_What is asked_
Repeat the whole listing exactly.
----------------------------------------
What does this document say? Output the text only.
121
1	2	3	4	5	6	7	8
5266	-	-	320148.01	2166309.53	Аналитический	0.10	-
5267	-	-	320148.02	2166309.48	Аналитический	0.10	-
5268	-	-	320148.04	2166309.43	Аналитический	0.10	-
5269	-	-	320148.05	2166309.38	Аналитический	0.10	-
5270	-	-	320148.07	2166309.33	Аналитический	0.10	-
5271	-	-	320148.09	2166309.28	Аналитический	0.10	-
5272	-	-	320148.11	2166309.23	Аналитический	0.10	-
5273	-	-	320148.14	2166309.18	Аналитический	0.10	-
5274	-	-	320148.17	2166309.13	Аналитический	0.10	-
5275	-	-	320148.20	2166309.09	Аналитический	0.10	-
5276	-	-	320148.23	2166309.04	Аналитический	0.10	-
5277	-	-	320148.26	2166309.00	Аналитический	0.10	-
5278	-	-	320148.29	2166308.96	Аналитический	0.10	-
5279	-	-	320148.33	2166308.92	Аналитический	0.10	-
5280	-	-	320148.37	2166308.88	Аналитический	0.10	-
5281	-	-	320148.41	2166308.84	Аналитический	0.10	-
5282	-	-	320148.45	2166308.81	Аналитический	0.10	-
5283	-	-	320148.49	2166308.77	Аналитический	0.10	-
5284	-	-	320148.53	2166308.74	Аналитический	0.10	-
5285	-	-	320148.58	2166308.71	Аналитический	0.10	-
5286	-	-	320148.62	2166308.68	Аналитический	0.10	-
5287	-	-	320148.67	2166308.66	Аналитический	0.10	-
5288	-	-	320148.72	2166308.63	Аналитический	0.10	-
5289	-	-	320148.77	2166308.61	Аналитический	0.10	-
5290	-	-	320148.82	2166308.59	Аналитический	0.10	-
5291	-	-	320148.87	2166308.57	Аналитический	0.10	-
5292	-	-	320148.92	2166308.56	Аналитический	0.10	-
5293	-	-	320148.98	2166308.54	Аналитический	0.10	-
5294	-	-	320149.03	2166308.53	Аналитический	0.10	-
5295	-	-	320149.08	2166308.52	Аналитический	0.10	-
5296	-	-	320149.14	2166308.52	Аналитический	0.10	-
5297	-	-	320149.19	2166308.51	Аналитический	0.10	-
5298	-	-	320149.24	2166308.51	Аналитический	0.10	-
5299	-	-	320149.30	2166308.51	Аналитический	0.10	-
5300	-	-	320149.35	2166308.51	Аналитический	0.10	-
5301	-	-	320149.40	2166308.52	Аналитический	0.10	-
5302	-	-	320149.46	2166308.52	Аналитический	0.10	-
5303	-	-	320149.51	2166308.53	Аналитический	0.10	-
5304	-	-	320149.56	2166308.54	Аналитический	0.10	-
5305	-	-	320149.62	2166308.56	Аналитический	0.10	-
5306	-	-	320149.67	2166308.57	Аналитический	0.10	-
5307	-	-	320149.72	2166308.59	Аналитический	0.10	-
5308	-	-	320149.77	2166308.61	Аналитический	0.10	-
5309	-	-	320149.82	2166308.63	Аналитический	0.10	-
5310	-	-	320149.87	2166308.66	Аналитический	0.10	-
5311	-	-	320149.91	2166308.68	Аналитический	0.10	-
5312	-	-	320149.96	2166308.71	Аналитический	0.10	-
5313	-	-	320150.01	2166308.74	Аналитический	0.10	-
----------------------------------------
_Output of the exercise_
What does this document say? Output the text only.
121
1	2	3	4	5	6	7	8
5266	-	-	320148.01	2166309.53	Аналитический	0.10	-
5267	-	-	320148.02	2166309.48	Аналитический	0.10	-
5268	-	-	320148.04	2166309.43	Аналитический	0.10	-
5269	-	-	320148.05	2166309.38	Аналитический	0.10	-
5270	-	-	320148.07	2166309.33	Аналитический	0.10	-
5271	-	-	320148.09	2166309.28	Аналитический	0.10	-
5272	-	-	320148.11	2166309.23	Аналитический	0.10	-
5273	-	-	320148.14	2166309.18	Аналитический	0.10	-
5274	-	-	320148.17	2166309.13	Аналитический	0.10	-
5275	-	-	320148.20	2166309.09	Аналитический	0.10	-
5276	-	-	320148.23	2166309.04	Аналитический	0.10	-
5277	-	-	320148.26	2166309.00	Аналитический	0.10	-
5278	-	-	320148.29	2166308.96	Аналитический	0.10	-
5279	-	-	320148.33	2166308.92	Аналитический	0.10	-
5280	-	-	320148.37	2166308.88	Аналитический	0.10	-
5281	-	-	320148.41	2166308.84	Аналитический	0.10	-
5282	-	-	320148.45	2166308.81	Аналитический	0.10	-
5283	-	-	320148.49	2166308.77	Аналитический	0.10	-
5284	-	-	320148.53	2166308.74	Аналитический	0.10	-
5285	-	-	320148.58	2166308.71	Аналитический	0.10	-
5286	-	-	320148.62	2166308.68	Аналитический	0.10	-
5287	-	-	320148.67	2166308.66	Аналитический	0.10	-
5288	-	-	320148.72	2166308.63	Аналитический	0.10	-
5289	-	-	320148.77	2166308.61	Аналитический	0.10	-
5290	-	-	320148.82	2166308.59	Аналитический	0.10	-
5291	-	-	320148.87	2166308.57	Аналитический	0.10	-
5292	-	-	320148.92	2166308.56	Аналитический	0.10	-
5293	-	-	320148.98	2166308.54	Аналитический	0.10	-
5294	-	-	320149.03	2166308.53	Аналитический	0.10	-
5295	-	-	320149.08	2166308.52	Аналитический	0.10	-
5296	-	-	320149.14	2166308.52	Аналитический	0.10	-
5297	-	-	320149.19	2166308.51	Аналитический	0.10	-
5298	-	-	320149.24	2166308.51	Аналитический	0.10	-
5299	-	-	320149.30	2166308.51	Аналитический	0.10	-
5300	-	-	320149.35	2166308.51	Аналитический	0.10	-
5301	-	-	320149.40	2166308.52	Аналитический	0.10	-
5302	-	-	320149.46	2166308.52	Аналитический	0.10	-
5303	-	-	320149.51	2166308.53	Аналитический	0.10	-
5304	-	-	320149.56	2166308.54	Аналитический	0.10	-
5305	-	-	320149.62	2166308.56	Аналитический	0.10	-
5306	-	-	320149.67	2166308.57	Аналитический	0.10	-
5307	-	-	320149.72	2166308.59	Аналитический	0.10	-
5308	-	-	320149.77	2166308.61	Аналитический	0.10	-
5309	-	-	320149.82	2166308.63	Аналитический	0.10	-
5310	-	-	320149.87	2166308.66	Аналитический	0.10	-
5311	-	-	320149.91	2166308.68	Аналитический	0.10	-
5312	-	-	320149.96	2166308.71	Аналитический	0.10	-
5313	-	-	320150.01	2166308.74	Аналитический	0.10	-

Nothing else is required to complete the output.